REQUIRED WORK:
Identify and pull out each line of the entries in which "JSON" occurs.

(Collected data entries)
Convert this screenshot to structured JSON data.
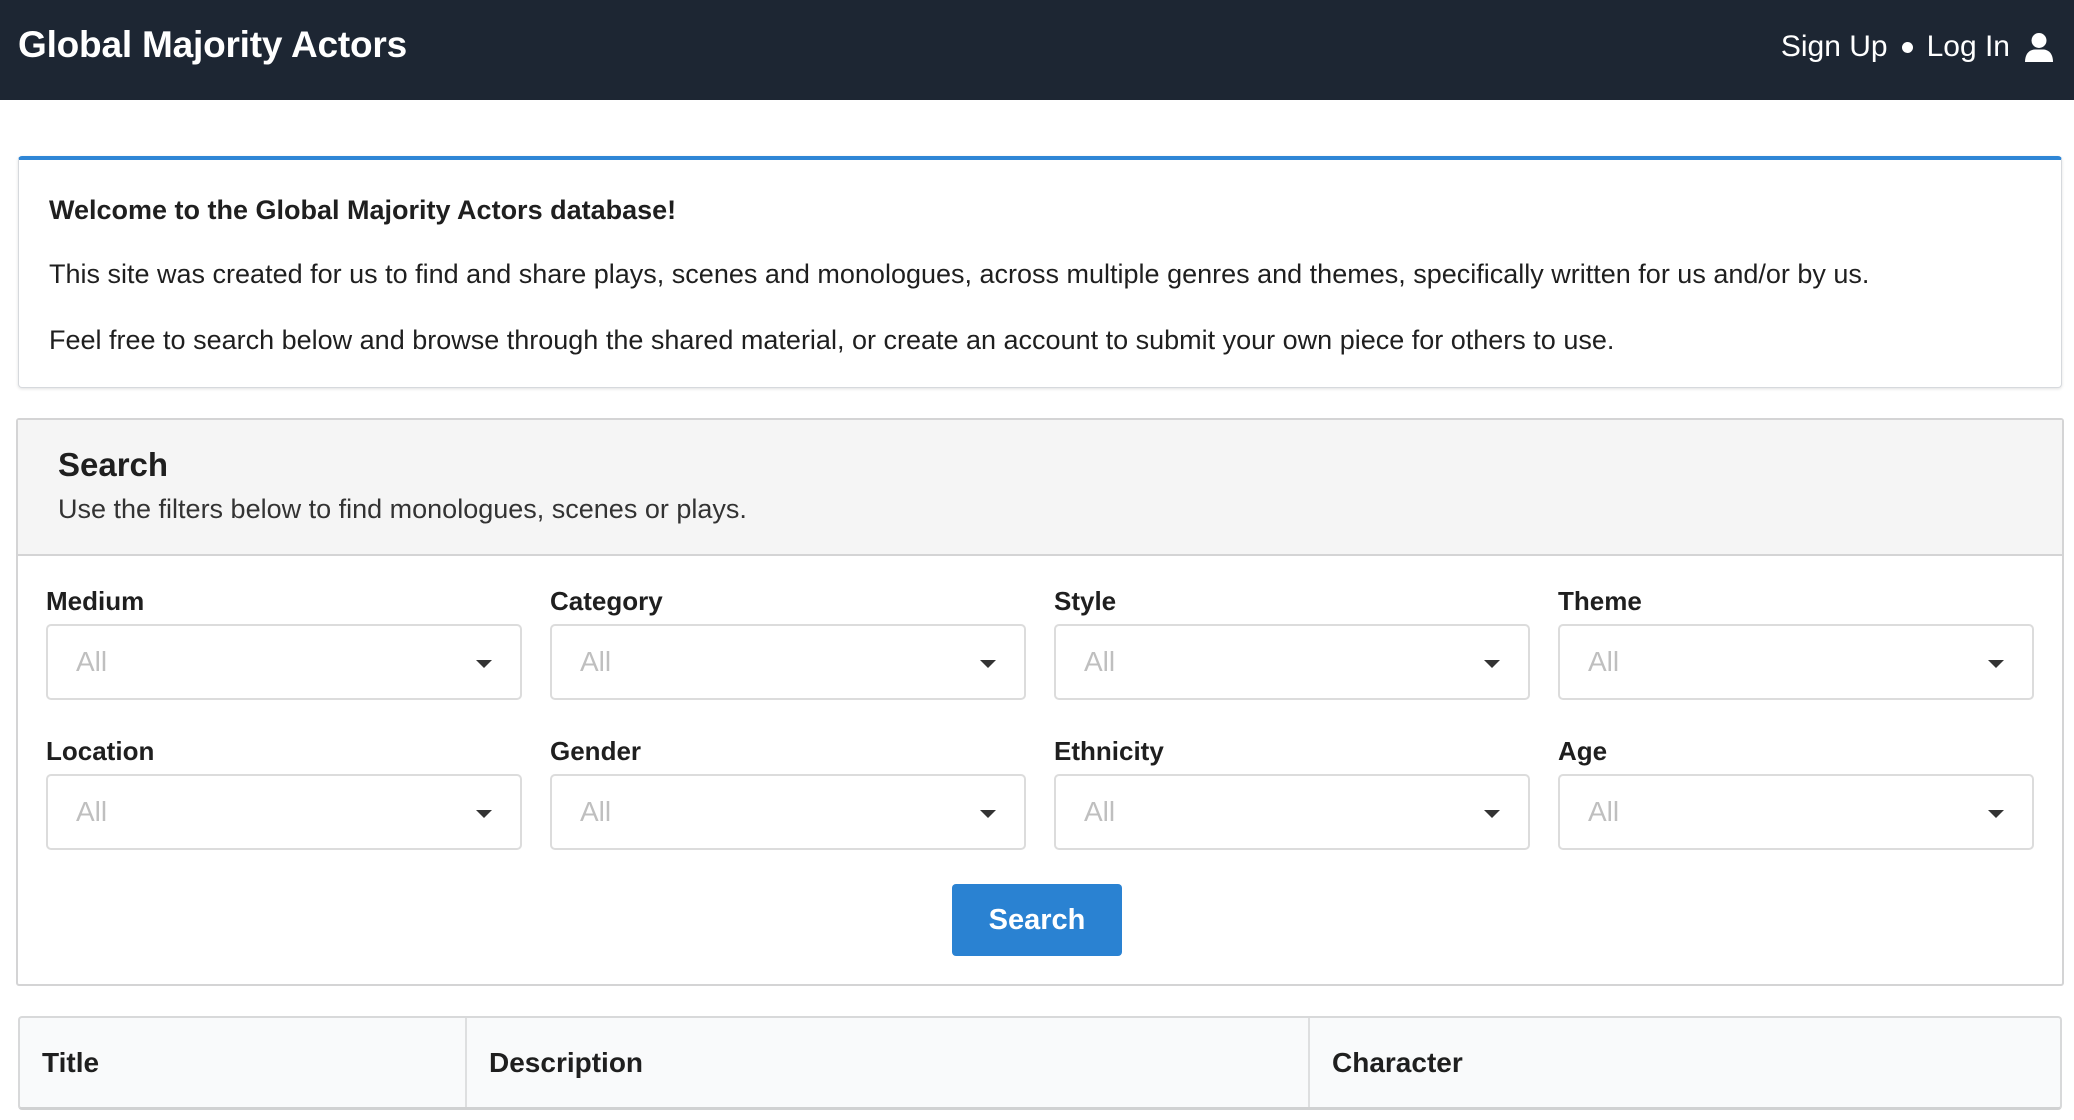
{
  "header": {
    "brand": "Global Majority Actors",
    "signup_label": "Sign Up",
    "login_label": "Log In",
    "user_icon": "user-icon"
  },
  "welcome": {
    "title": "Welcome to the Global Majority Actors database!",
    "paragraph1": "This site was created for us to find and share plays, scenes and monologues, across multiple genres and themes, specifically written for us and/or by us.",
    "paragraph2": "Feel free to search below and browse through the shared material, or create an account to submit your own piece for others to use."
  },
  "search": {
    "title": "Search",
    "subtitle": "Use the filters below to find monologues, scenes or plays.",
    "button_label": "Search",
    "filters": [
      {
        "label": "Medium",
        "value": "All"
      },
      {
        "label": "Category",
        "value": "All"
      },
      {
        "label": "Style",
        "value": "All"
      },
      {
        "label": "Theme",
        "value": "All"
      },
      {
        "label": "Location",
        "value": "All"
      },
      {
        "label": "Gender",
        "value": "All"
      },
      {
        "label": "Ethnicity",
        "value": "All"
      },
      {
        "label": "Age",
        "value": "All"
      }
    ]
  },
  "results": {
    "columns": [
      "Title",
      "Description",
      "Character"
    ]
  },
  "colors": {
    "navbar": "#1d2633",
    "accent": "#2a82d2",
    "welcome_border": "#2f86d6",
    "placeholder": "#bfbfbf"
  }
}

--

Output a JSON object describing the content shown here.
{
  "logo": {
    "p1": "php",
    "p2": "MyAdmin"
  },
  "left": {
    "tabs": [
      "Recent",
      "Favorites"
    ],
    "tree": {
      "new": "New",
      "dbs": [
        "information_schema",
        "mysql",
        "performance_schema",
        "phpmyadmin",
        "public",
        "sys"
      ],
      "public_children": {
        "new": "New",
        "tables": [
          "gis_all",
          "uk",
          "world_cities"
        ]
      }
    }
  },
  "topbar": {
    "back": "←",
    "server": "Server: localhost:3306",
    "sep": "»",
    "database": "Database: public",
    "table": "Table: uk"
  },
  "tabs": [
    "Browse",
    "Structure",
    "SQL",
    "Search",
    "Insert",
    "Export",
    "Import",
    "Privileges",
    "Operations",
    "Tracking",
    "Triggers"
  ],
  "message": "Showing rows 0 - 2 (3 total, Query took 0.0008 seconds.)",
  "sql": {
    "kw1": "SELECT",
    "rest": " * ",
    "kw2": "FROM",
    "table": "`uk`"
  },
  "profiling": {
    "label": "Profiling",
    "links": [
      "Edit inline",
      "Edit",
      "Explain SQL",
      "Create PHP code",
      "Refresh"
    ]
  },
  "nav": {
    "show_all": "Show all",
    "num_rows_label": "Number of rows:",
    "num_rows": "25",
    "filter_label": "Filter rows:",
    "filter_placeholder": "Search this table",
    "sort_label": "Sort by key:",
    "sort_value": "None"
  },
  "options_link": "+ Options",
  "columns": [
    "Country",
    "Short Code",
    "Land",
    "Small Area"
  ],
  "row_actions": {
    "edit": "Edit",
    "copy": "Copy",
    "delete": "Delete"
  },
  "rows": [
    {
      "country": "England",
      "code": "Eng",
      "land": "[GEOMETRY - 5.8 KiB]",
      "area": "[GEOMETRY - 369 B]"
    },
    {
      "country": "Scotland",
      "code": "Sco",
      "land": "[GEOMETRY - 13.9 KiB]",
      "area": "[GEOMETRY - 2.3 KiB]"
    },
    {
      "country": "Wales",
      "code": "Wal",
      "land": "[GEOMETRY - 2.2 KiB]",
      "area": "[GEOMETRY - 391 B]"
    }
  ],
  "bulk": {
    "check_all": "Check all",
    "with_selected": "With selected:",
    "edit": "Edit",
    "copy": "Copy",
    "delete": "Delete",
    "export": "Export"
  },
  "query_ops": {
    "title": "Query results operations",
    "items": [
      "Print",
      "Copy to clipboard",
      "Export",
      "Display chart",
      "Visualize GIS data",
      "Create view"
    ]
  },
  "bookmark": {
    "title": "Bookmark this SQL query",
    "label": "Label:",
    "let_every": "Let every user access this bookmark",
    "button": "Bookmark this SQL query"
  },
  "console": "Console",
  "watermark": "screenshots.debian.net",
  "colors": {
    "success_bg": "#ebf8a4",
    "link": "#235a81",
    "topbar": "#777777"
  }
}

IN RESPONSE:
Convert this screenshot to structured JSON data.
Output a JSON object describing the content shown here.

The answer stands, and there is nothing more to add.